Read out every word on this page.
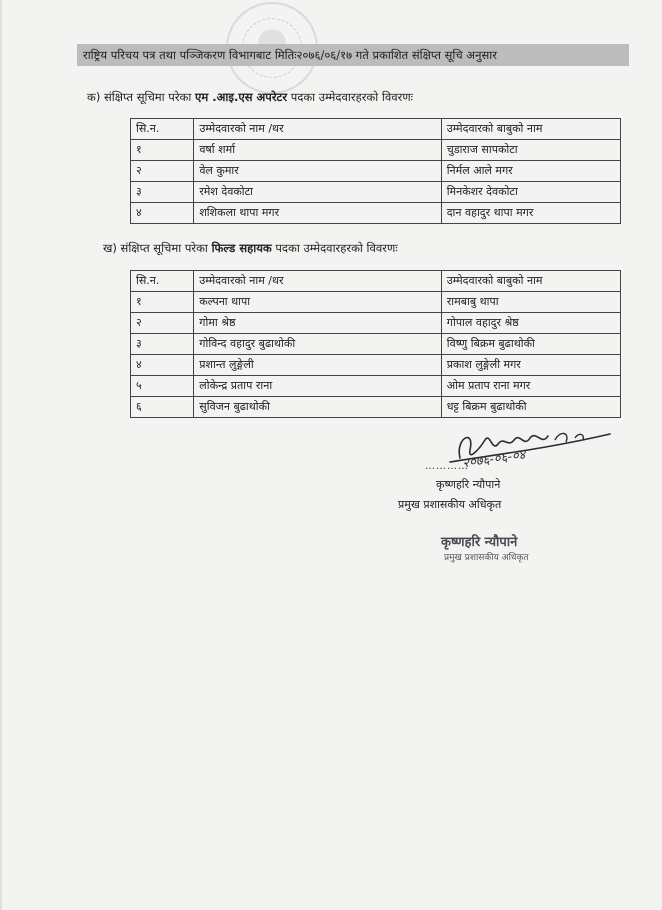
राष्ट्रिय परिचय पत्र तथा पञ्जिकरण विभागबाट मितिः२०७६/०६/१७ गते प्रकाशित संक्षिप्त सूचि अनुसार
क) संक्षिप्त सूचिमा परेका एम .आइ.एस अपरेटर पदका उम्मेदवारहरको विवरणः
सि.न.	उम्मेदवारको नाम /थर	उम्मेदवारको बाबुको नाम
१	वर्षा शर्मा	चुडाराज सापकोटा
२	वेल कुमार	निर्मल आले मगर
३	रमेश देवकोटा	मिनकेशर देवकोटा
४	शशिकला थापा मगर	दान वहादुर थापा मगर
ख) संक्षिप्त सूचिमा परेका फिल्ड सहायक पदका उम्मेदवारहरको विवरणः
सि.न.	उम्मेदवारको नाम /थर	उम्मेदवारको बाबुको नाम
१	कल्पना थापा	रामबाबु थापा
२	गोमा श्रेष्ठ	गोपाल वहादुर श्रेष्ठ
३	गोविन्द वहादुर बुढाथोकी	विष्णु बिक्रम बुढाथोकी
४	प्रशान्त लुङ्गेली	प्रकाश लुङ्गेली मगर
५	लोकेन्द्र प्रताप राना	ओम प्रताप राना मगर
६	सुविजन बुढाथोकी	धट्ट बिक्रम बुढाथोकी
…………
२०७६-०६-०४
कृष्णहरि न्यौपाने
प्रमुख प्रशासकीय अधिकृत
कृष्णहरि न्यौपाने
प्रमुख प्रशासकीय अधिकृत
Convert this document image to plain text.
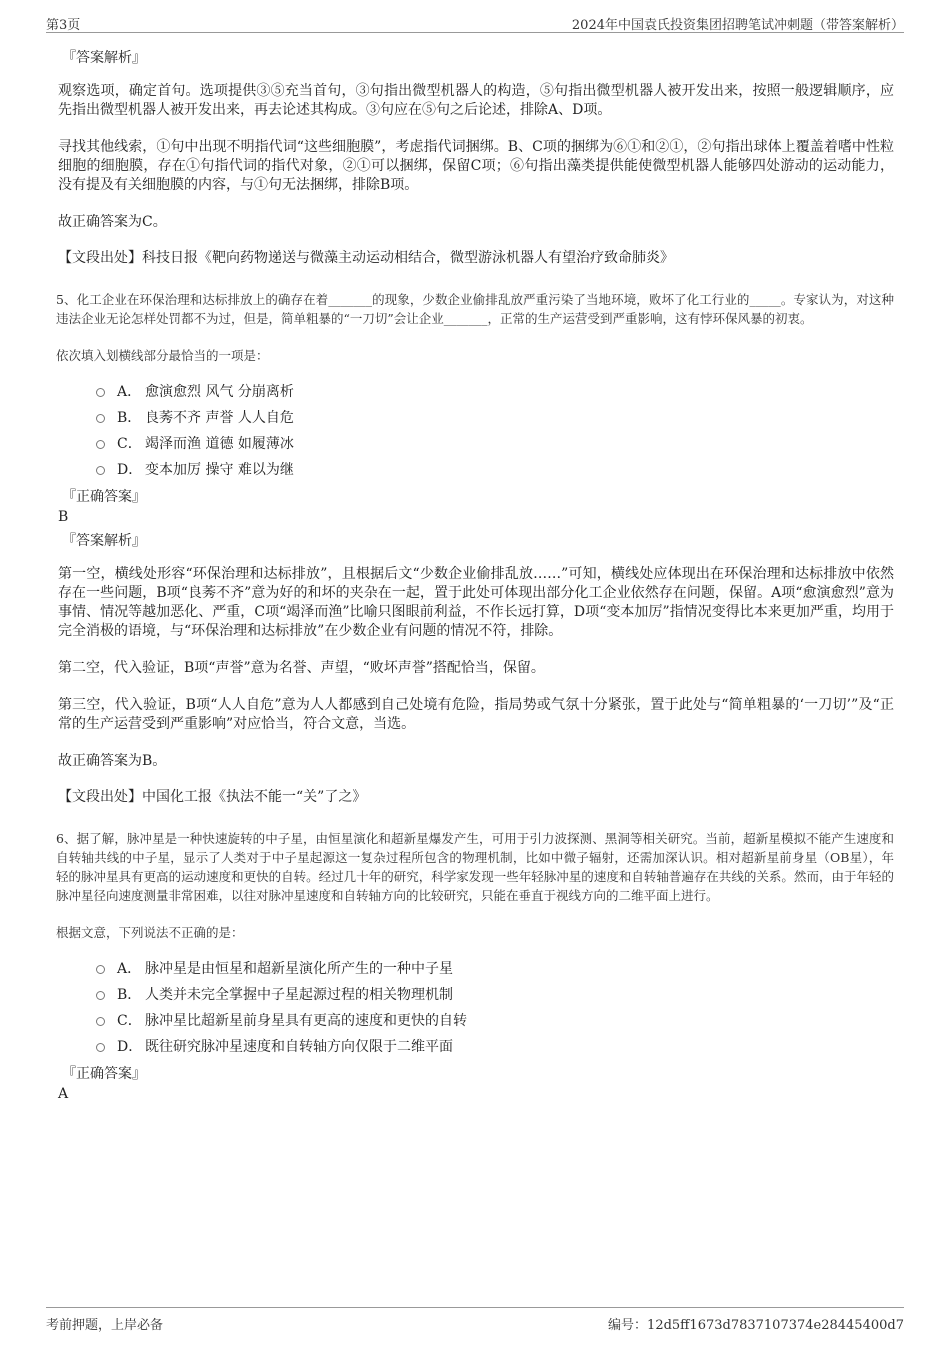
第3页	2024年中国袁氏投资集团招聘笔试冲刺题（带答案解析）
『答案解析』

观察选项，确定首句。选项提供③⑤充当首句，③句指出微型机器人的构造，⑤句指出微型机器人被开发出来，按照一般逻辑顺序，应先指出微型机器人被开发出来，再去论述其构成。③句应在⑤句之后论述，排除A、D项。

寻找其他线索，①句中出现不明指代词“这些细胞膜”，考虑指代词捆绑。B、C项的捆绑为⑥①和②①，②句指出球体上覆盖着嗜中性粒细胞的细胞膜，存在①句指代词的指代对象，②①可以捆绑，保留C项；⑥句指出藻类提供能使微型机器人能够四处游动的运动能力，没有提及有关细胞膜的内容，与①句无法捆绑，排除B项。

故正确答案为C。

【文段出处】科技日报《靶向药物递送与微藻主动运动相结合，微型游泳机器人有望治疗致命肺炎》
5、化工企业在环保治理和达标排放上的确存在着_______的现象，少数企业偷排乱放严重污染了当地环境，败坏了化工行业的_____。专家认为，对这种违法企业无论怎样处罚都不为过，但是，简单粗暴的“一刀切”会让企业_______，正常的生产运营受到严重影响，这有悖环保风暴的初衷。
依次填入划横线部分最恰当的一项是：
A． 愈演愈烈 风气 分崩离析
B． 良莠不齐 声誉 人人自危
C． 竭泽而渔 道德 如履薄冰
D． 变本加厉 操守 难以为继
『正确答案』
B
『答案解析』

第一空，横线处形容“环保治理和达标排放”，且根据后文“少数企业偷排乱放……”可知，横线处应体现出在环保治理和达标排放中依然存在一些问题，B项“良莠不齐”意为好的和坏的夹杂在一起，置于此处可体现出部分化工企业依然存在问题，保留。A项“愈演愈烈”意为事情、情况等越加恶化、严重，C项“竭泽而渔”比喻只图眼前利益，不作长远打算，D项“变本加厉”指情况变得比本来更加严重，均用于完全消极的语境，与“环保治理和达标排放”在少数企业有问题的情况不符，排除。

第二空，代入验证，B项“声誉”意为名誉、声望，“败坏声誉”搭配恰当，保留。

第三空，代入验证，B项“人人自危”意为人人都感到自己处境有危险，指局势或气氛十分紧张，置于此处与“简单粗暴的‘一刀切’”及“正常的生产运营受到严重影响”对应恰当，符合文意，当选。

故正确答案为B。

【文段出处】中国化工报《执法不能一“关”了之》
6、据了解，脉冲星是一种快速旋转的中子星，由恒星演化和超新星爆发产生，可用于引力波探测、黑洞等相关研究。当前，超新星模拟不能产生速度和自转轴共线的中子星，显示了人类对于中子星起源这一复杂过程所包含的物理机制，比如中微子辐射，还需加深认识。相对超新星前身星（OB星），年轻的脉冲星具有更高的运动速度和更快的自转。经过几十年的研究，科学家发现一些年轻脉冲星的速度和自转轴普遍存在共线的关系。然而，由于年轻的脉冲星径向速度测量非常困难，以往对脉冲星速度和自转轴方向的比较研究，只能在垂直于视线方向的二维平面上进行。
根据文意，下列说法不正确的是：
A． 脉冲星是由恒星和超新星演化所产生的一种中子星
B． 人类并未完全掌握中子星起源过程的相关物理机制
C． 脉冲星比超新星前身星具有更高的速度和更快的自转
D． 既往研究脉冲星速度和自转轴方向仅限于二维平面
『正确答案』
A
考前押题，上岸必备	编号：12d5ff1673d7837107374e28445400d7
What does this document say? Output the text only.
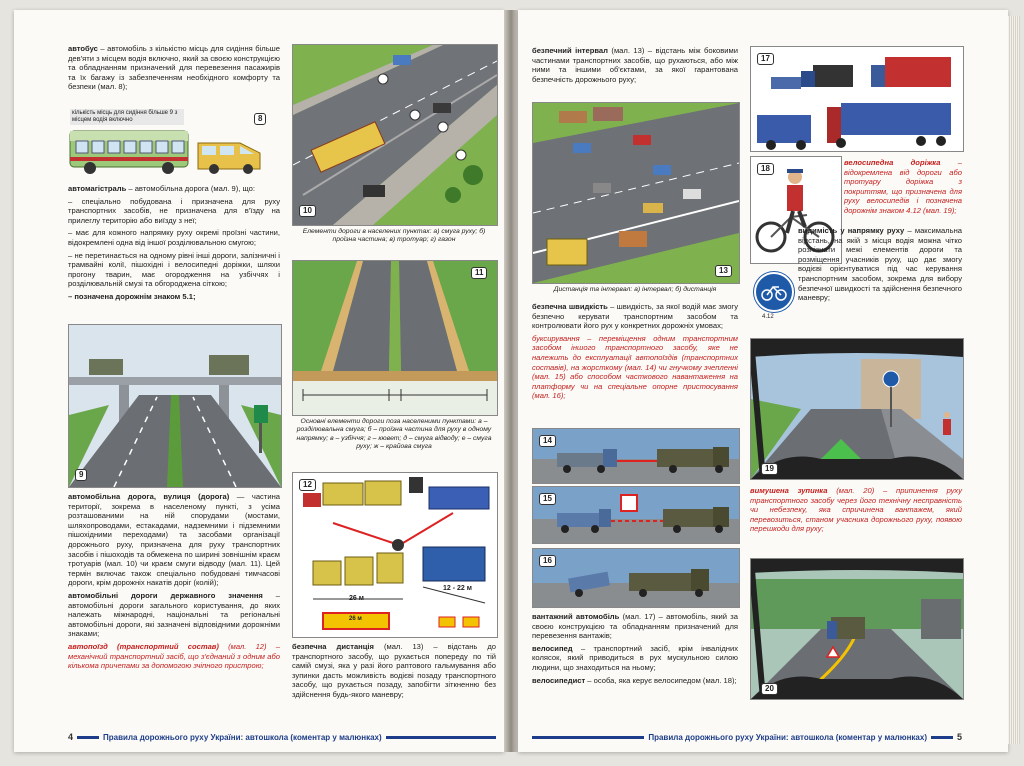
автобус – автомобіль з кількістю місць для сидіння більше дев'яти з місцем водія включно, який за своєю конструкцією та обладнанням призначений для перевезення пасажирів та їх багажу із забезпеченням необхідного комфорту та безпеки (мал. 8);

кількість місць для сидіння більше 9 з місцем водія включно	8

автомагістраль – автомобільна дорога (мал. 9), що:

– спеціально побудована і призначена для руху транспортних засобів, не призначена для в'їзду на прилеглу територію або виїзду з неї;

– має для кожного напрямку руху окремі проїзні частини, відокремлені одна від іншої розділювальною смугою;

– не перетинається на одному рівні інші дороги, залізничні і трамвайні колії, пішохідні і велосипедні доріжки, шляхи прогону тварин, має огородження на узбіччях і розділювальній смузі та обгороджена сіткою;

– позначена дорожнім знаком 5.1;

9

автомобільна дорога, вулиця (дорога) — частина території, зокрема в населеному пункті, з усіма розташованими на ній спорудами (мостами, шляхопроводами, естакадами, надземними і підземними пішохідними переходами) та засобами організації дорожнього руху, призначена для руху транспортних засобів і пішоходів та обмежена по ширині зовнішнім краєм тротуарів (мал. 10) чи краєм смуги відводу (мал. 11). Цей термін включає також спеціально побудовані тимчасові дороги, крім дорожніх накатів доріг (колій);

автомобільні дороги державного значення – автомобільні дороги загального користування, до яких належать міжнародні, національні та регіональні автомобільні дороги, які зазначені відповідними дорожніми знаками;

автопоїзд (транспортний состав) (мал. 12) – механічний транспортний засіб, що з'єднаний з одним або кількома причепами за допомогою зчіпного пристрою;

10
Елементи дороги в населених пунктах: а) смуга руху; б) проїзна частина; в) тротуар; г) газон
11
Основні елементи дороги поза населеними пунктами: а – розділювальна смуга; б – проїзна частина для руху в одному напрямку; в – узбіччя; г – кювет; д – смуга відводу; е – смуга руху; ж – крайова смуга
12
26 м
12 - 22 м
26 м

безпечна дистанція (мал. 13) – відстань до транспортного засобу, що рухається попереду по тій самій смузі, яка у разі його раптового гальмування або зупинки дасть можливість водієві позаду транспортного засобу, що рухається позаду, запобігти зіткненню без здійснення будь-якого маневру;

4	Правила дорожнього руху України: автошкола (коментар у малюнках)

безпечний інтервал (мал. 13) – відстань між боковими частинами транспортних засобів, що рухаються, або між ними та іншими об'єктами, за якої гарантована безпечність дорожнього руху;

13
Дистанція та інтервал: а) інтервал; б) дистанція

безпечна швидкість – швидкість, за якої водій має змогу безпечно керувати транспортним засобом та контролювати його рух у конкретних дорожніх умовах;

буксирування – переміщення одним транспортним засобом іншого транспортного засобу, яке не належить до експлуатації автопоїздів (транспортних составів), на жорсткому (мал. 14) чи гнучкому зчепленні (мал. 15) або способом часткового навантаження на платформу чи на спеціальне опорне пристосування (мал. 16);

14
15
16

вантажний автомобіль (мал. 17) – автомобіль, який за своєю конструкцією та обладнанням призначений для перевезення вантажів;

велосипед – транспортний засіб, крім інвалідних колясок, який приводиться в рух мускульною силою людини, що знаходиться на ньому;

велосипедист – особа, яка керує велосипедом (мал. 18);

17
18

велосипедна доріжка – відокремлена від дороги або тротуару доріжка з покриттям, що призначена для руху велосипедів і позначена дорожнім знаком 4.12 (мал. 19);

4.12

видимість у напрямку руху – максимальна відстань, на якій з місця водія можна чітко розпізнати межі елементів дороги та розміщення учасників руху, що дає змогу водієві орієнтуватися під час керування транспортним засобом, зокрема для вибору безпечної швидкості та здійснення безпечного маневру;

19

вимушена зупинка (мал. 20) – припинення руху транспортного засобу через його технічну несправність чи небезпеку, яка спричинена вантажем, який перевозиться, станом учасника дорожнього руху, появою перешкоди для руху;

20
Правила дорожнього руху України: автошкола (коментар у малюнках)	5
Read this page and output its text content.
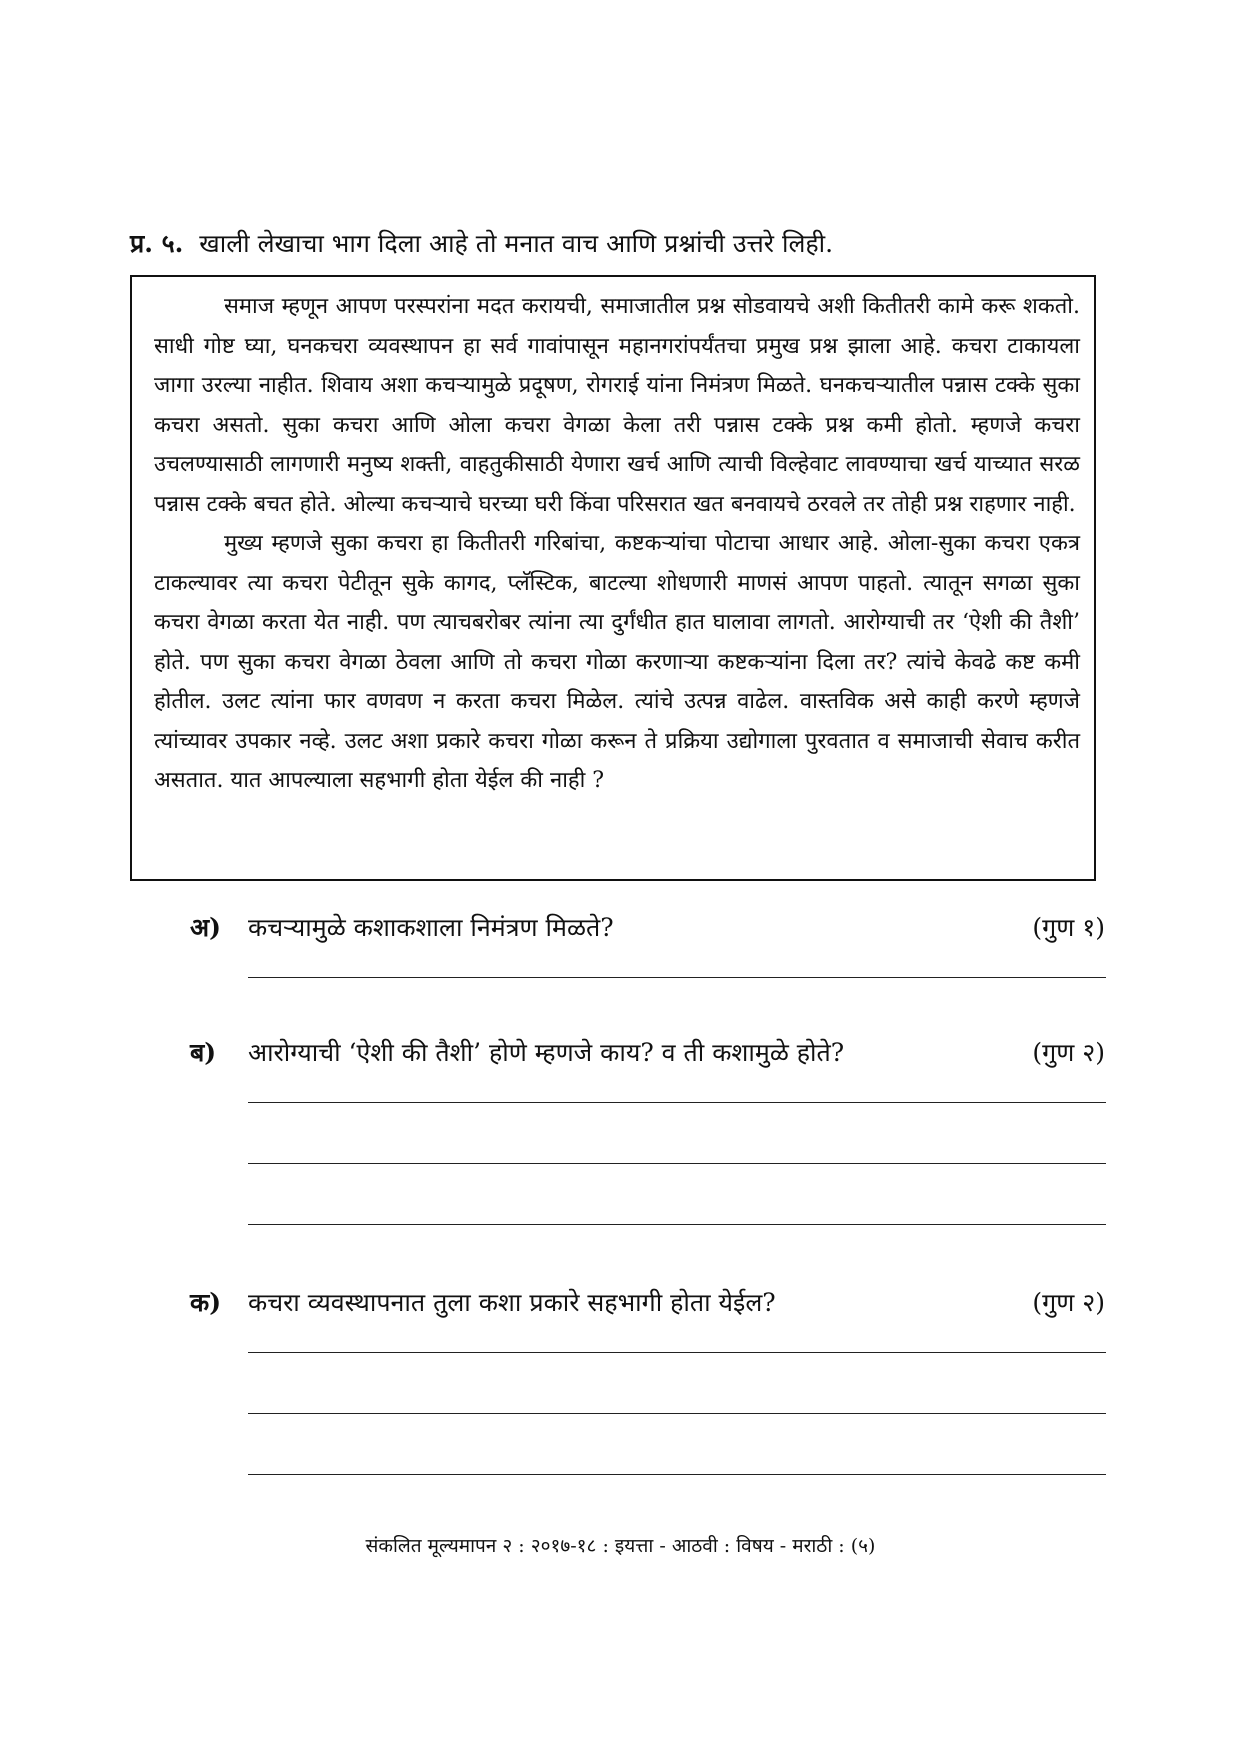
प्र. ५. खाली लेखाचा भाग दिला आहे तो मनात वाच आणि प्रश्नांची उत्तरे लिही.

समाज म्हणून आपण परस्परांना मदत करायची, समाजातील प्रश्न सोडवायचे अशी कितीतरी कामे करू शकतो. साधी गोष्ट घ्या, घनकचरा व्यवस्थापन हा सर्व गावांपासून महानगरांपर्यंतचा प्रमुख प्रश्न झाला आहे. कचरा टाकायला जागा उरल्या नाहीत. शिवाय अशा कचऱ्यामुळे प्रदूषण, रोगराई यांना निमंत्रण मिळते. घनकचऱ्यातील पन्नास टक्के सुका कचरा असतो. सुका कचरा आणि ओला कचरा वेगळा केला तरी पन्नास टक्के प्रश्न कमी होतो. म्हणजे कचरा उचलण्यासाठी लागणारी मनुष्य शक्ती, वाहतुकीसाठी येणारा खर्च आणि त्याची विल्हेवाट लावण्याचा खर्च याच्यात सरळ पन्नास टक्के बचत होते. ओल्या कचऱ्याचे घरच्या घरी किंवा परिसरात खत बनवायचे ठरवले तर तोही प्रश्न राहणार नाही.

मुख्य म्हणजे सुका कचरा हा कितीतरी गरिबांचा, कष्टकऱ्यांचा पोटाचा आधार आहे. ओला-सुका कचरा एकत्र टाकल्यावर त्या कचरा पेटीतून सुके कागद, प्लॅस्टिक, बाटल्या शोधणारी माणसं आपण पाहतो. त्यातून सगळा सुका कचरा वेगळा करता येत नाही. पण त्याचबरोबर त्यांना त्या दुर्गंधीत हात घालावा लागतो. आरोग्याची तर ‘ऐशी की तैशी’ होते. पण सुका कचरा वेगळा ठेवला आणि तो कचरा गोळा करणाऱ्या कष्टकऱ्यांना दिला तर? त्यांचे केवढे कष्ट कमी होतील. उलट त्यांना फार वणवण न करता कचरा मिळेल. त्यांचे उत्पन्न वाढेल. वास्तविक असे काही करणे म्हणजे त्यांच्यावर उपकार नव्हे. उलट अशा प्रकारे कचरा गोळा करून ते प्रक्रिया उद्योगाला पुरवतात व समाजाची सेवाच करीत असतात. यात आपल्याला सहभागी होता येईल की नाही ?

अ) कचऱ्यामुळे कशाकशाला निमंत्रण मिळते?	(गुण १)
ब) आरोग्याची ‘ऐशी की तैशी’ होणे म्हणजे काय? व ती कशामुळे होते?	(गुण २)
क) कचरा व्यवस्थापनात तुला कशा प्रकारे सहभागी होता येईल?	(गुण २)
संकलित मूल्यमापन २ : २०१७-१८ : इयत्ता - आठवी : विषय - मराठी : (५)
※
[TO DO] Look through the material and copy each line that has "document".

[FINAL RESULT]
Convert this document image to plain text.
What does this document say? Output the text only.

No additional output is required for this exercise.